> [Work instructions]
Copy out the listing exactly.
■ ■ ■ ■
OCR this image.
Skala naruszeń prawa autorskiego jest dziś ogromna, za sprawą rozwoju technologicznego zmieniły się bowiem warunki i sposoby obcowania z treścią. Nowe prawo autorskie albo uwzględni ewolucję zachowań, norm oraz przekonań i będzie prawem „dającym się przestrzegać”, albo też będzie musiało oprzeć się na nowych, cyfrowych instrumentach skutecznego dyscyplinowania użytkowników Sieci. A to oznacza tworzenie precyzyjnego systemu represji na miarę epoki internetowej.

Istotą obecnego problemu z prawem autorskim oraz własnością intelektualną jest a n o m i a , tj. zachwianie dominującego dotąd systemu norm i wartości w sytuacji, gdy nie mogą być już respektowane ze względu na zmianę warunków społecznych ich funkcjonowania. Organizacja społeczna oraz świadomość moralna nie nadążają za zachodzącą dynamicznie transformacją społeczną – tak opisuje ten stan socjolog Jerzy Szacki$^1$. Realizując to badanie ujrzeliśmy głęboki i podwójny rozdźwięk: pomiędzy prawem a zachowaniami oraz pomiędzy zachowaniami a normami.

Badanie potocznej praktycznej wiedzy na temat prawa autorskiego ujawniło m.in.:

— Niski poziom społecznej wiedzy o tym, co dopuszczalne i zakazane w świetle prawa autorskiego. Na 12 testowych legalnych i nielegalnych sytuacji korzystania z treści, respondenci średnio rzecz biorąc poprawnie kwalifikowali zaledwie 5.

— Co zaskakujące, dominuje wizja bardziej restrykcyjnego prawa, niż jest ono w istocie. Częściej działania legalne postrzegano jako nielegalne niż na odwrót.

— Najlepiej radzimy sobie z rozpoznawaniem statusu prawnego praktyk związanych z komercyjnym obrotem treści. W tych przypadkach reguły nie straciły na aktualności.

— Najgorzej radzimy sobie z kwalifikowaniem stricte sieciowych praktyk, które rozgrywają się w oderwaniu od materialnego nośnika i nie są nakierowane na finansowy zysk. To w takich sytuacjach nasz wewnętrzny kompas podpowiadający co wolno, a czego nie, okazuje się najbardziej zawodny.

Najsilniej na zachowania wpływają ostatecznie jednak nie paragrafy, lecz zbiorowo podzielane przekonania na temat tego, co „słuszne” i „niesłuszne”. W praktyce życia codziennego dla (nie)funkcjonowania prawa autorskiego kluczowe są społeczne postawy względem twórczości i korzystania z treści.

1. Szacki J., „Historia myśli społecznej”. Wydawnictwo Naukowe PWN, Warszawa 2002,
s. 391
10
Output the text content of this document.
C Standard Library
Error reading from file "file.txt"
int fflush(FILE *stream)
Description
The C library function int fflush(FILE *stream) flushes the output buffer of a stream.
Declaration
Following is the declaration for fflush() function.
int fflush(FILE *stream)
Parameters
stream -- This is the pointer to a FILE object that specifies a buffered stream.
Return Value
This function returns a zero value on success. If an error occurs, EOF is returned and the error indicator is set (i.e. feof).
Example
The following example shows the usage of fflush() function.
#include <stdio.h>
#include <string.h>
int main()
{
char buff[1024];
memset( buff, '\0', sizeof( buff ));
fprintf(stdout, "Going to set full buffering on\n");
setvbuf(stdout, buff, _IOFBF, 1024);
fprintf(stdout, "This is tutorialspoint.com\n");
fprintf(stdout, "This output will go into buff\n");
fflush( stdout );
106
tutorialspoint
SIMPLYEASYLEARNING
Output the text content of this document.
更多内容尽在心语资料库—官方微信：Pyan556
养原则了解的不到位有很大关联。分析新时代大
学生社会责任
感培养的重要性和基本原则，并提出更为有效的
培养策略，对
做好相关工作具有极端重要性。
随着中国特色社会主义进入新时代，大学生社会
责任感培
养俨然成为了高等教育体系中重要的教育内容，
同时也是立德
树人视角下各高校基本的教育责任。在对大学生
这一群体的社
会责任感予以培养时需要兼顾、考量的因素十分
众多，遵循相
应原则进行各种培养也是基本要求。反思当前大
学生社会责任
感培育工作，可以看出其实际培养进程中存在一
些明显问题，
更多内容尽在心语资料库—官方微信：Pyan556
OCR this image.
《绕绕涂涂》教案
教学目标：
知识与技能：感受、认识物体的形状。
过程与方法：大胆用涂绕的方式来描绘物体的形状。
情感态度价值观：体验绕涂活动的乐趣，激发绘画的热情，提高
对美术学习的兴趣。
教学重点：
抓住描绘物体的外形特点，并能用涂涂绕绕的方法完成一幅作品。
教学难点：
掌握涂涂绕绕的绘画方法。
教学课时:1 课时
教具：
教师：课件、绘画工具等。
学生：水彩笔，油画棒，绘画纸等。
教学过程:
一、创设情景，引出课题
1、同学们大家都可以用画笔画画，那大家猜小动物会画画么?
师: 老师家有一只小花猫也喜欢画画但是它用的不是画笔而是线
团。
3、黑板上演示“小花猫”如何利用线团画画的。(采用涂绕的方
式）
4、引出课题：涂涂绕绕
■ ■ ■ ■
> [Exercise answer]
OCR this image.
Skala naruszeń prawa autorskiego jest dziś ogromna, za sprawą rozwoju technologicznego zmieniły się bowiem warunki i sposoby obcowania z treścią. Nowe prawo autorskie albo uwzględni ewolucję zachowań, norm oraz przekonań i będzie prawem „dającym się przestrzegać”, albo też będzie musiało oprzeć się na nowych, cyfrowych instrumentach skutecznego dyscyplinowania użytkowników Sieci. A to oznacza tworzenie precyzyjnego systemu represji na miarę epoki internetowej.

Istotą obecnego problemu z prawem autorskim oraz własnością intelektualną jest a n o m i a , tj. zachwianie dominującego dotąd systemu norm i wartości w sytuacji, gdy nie mogą być już respektowane ze względu na zmianę warunków społecznych ich funkcjonowania. Organizacja społeczna oraz świadomość moralna nie nadążają za zachodzącą dynamicznie transformacją społeczną – tak opisuje ten stan socjolog Jerzy Szacki$^1$. Realizując to badanie ujrzeliśmy głęboki i podwójny rozdźwięk: pomiędzy prawem a zachowaniami oraz pomiędzy zachowaniami a normami.

Badanie potocznej praktycznej wiedzy na temat prawa autorskiego ujawniło m.in.:

— Niski poziom społecznej wiedzy o tym, co dopuszczalne i zakazane w świetle prawa autorskiego. Na 12 testowych legalnych i nielegalnych sytuacji korzystania z treści, respondenci średnio rzecz biorąc poprawnie kwalifikowali zaledwie 5.

— Co zaskakujące, dominuje wizja bardziej restrykcyjnego prawa, niż jest ono w istocie. Częściej działania legalne postrzegano jako nielegalne niż na odwrót.

— Najlepiej radzimy sobie z rozpoznawaniem statusu prawnego praktyk związanych z komercyjnym obrotem treści. W tych przypadkach reguły nie straciły na aktualności.

— Najgorzej radzimy sobie z kwalifikowaniem stricte sieciowych praktyk, które rozgrywają się w oderwaniu od materialnego nośnika i nie są nakierowane na finansowy zysk. To w takich sytuacjach nasz wewnętrzny kompas podpowiadający co wolno, a czego nie, okazuje się najbardziej zawodny.

Najsilniej na zachowania wpływają ostatecznie jednak nie paragrafy, lecz zbiorowo podzielane przekonania na temat tego, co „słuszne” i „niesłuszne”. W praktyce życia codziennego dla (nie)funkcjonowania prawa autorskiego kluczowe są społeczne postawy względem twórczości i korzystania z treści.

1. Szacki J., „Historia myśli społecznej”. Wydawnictwo Naukowe PWN, Warszawa 2002,
s. 391
10
Output the text content of this document.
C Standard Library
Error reading from file "file.txt"
int fflush(FILE *stream)
Description
The C library function int fflush(FILE *stream) flushes the output buffer of a stream.
Declaration
Following is the declaration for fflush() function.
int fflush(FILE *stream)
Parameters
stream -- This is the pointer to a FILE object that specifies a buffered stream.
Return Value
This function returns a zero value on success. If an error occurs, EOF is returned and the error indicator is set (i.e. feof).
Example
The following example shows the usage of fflush() function.
#include <stdio.h>
#include <string.h>
int main()
{
char buff[1024];
memset( buff, '\0', sizeof( buff ));
fprintf(stdout, "Going to set full buffering on\n");
setvbuf(stdout, buff, _IOFBF, 1024);
fprintf(stdout, "This is tutorialspoint.com\n");
fprintf(stdout, "This output will go into buff\n");
fflush( stdout );
106
tutorialspoint
SIMPLYEASYLEARNING
Output the text content of this document.
更多内容尽在心语资料库—官方微信：Pyan556
养原则了解的不到位有很大关联。分析新时代大
学生社会责任
感培养的重要性和基本原则，并提出更为有效的
培养策略，对
做好相关工作具有极端重要性。
随着中国特色社会主义进入新时代，大学生社会
责任感培
养俨然成为了高等教育体系中重要的教育内容，
同时也是立德
树人视角下各高校基本的教育责任。在对大学生
这一群体的社
会责任感予以培养时需要兼顾、考量的因素十分
众多，遵循相
应原则进行各种培养也是基本要求。反思当前大
学生社会责任
感培育工作，可以看出其实际培养进程中存在一
些明显问题，
更多内容尽在心语资料库—官方微信：Pyan556
OCR this image.
《绕绕涂涂》教案
教学目标：
知识与技能：感受、认识物体的形状。
过程与方法：大胆用涂绕的方式来描绘物体的形状。
情感态度价值观：体验绕涂活动的乐趣，激发绘画的热情，提高
对美术学习的兴趣。
教学重点：
抓住描绘物体的外形特点，并能用涂涂绕绕的方法完成一幅作品。
教学难点：
掌握涂涂绕绕的绘画方法。
教学课时:1 课时
教具：
教师：课件、绘画工具等。
学生：水彩笔，油画棒，绘画纸等。
教学过程:
一、创设情景，引出课题
1、同学们大家都可以用画笔画画，那大家猜小动物会画画么?
师: 老师家有一只小花猫也喜欢画画但是它用的不是画笔而是线
团。
3、黑板上演示“小花猫”如何利用线团画画的。(采用涂绕的方
式）
4、引出课题：涂涂绕绕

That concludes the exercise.